### [Requirement]
Go through the data and copy every line in which "Riyadh" appears.

[Start of Attachment]

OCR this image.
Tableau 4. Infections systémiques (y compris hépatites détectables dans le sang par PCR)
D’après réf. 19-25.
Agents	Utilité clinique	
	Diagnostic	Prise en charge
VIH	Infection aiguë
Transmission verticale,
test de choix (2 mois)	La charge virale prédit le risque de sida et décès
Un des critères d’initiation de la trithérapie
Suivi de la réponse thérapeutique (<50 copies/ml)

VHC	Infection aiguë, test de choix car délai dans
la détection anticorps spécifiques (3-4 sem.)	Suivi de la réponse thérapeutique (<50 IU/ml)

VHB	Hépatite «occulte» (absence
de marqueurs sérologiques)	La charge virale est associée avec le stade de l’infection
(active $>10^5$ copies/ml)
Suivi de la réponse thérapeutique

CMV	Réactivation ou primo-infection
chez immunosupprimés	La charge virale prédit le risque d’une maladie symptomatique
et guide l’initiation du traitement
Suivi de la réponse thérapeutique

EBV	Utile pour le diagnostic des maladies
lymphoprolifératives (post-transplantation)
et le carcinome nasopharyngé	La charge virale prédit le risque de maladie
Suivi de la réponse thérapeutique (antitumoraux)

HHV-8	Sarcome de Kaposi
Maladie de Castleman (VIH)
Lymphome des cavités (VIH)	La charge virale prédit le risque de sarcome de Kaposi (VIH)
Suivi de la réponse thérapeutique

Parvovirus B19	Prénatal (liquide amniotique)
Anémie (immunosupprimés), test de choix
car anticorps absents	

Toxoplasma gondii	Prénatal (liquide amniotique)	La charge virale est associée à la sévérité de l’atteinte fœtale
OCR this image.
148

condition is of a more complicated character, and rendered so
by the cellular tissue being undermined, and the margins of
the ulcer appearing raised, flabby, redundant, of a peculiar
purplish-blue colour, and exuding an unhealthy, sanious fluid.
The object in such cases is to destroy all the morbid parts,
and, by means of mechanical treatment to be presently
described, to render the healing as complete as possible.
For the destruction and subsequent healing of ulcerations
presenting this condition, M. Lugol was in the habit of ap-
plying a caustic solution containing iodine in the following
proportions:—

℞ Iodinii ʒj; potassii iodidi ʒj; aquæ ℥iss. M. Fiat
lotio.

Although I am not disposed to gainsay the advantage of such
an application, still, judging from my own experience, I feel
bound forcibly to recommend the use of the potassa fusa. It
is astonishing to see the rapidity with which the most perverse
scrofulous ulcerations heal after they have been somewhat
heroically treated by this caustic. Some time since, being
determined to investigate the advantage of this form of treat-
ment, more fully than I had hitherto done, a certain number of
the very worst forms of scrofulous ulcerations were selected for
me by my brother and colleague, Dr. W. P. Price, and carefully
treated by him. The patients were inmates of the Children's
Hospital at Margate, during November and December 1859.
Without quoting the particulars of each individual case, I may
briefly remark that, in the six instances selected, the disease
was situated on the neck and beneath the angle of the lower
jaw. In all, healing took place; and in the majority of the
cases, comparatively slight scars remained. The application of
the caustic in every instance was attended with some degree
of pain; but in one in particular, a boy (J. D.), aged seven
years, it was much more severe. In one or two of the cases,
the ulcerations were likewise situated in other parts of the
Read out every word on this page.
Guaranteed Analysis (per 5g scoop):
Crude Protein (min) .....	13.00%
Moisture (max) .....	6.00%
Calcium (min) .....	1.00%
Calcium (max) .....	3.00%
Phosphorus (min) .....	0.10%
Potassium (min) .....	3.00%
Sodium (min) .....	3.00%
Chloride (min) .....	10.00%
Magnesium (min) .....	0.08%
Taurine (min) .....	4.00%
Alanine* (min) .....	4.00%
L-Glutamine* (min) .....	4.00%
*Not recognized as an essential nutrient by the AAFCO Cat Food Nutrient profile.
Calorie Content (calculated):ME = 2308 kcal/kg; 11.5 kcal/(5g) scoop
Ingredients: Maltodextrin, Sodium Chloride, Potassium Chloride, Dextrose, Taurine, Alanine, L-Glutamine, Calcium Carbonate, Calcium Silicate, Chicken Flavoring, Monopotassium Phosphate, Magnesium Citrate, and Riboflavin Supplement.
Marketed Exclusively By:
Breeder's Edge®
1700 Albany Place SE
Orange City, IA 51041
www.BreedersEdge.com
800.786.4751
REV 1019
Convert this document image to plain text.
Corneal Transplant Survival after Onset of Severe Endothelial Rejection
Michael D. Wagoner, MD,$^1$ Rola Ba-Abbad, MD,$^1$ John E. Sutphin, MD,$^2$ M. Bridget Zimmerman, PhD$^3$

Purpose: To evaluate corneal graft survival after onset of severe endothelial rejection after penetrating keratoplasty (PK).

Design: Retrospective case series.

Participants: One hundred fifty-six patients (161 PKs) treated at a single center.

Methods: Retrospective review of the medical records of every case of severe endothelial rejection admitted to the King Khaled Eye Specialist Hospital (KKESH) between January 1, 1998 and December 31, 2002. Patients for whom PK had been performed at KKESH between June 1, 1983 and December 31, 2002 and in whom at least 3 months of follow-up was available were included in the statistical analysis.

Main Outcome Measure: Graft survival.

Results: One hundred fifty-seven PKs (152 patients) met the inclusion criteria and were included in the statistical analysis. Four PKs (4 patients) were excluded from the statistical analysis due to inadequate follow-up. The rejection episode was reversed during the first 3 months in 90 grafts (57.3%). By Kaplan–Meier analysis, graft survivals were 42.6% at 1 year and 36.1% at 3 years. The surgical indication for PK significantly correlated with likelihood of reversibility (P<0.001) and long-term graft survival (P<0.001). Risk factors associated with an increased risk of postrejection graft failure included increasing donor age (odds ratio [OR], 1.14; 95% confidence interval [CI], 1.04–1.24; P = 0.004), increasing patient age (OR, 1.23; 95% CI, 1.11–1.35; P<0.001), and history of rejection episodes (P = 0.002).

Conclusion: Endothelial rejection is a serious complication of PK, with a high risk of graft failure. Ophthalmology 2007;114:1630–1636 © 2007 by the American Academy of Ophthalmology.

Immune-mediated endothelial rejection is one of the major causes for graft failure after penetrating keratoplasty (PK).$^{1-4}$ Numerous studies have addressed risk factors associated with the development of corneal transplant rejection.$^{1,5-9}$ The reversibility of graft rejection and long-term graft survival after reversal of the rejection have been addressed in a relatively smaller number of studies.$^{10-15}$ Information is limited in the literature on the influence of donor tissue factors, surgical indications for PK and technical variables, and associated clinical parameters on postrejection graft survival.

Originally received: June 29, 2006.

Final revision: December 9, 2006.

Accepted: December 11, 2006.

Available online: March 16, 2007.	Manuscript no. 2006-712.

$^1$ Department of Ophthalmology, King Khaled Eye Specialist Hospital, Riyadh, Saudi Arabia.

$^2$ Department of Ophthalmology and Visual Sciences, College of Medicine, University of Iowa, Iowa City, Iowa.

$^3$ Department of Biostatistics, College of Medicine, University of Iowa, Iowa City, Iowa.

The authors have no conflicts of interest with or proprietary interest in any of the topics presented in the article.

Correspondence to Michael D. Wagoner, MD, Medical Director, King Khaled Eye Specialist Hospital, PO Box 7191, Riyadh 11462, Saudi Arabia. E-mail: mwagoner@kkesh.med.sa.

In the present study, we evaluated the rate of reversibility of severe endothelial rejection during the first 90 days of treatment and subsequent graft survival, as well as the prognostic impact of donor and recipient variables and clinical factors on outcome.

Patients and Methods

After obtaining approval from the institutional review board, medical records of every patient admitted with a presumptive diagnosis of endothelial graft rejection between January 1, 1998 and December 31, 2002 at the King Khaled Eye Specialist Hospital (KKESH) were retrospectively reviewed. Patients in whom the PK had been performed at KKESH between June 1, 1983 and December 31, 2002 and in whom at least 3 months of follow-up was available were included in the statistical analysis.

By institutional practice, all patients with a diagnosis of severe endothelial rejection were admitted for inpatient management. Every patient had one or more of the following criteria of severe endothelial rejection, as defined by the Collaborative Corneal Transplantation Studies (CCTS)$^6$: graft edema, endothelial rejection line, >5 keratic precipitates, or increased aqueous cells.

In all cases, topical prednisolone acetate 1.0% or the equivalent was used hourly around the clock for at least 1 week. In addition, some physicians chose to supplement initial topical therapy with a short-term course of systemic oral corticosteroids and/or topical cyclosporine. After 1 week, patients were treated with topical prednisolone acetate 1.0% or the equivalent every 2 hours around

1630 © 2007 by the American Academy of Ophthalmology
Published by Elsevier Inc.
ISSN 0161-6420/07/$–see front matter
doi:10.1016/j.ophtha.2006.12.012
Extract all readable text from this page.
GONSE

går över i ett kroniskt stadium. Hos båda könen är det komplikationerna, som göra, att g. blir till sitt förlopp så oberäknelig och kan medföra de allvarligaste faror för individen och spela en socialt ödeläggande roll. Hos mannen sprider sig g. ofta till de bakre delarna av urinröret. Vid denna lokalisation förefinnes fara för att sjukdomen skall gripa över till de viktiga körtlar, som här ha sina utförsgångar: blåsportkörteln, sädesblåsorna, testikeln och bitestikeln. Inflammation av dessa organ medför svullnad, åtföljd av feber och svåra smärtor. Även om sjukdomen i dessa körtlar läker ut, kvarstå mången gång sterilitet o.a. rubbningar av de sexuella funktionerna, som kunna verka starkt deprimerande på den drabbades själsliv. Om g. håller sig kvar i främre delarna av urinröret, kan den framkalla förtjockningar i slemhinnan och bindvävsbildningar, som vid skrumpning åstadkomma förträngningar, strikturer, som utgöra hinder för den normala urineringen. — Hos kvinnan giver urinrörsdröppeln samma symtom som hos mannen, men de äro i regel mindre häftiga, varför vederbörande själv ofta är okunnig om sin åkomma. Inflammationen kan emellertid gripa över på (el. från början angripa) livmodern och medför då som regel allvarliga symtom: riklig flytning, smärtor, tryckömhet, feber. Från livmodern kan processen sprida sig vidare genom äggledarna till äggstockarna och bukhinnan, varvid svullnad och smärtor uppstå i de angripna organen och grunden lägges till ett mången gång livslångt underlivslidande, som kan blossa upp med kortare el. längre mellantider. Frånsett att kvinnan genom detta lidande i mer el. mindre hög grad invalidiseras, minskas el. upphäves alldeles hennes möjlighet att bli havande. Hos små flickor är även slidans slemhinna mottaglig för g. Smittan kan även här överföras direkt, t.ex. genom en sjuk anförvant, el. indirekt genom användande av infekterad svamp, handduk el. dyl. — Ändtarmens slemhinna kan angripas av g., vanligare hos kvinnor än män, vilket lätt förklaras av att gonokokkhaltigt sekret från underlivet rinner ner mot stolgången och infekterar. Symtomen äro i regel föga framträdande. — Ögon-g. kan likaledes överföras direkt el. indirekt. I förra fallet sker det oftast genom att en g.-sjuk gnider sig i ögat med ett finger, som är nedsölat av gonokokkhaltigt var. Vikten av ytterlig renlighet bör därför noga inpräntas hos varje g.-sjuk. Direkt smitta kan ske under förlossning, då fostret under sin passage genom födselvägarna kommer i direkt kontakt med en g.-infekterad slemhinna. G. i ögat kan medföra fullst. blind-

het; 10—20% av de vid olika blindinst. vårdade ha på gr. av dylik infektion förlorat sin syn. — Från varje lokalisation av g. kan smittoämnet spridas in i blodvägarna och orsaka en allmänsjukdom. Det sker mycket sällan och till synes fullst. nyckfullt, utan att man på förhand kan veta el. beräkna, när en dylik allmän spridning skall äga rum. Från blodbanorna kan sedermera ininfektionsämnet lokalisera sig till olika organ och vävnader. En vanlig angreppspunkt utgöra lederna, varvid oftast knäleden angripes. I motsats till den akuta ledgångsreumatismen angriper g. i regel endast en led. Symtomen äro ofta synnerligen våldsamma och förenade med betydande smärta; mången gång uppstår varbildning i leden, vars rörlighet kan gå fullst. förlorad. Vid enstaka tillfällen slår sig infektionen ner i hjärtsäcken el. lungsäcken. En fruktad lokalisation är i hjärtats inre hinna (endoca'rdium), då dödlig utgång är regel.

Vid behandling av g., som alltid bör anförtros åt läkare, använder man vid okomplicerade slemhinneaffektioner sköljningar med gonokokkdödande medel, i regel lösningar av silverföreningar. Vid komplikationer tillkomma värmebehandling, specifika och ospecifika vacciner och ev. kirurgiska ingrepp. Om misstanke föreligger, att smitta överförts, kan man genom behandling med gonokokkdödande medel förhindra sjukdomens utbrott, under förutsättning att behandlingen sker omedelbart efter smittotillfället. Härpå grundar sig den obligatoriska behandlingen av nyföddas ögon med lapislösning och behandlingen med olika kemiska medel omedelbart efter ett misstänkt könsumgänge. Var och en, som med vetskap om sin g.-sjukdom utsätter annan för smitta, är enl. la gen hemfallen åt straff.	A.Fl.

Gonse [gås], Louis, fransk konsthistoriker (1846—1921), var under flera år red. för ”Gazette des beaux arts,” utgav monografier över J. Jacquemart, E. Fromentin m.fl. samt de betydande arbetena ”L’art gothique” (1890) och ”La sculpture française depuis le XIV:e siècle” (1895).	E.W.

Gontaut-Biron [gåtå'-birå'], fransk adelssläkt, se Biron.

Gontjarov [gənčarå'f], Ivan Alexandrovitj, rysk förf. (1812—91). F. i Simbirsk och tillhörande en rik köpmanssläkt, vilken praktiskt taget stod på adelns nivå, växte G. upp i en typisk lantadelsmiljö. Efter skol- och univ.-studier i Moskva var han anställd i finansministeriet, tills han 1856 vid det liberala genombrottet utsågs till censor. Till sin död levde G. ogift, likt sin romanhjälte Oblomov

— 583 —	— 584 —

[End of Attachment]

### [Written reply]
$^1$ Department of Ophthalmology, King Khaled Eye Specialist Hospital, Riyadh, Saudi Arabia.
Correspondence to Michael D. Wagoner, MD, Medical Director, King Khaled Eye Specialist Hospital, PO Box 7191, Riyadh 11462, Saudi Arabia. E-mail: mwagoner@kkesh.med.sa.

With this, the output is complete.